#### [PROMPT]
Can you quote the records below in full, word for word?

++++

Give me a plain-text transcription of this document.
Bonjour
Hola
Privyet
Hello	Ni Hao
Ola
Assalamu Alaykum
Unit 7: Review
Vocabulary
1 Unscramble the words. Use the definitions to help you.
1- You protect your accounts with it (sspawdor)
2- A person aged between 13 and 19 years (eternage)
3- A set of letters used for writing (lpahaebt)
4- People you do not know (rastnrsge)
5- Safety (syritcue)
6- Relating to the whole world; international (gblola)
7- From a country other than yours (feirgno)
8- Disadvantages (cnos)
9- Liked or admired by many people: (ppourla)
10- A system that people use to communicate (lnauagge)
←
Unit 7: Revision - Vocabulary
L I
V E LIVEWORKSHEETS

++++

#### [THE REPLY]
Give me a plain-text transcription of this document.
Bonjour
Hola
Privyet
Hello	Ni Hao
Ola
Assalamu Alaykum
Unit 7: Review
Vocabulary
1 Unscramble the words. Use the definitions to help you.
1- You protect your accounts with it (sspawdor)
2- A person aged between 13 and 19 years (eternage)
3- A set of letters used for writing (lpahaebt)
4- People you do not know (rastnrsge)
5- Safety (syritcue)
6- Relating to the whole world; international (gblola)
7- From a country other than yours (feirgno)
8- Disadvantages (cnos)
9- Liked or admired by many people: (ppourla)
10- A system that people use to communicate (lnauagge)
←
Unit 7: Revision - Vocabulary
L I
V E LIVEWORKSHEETS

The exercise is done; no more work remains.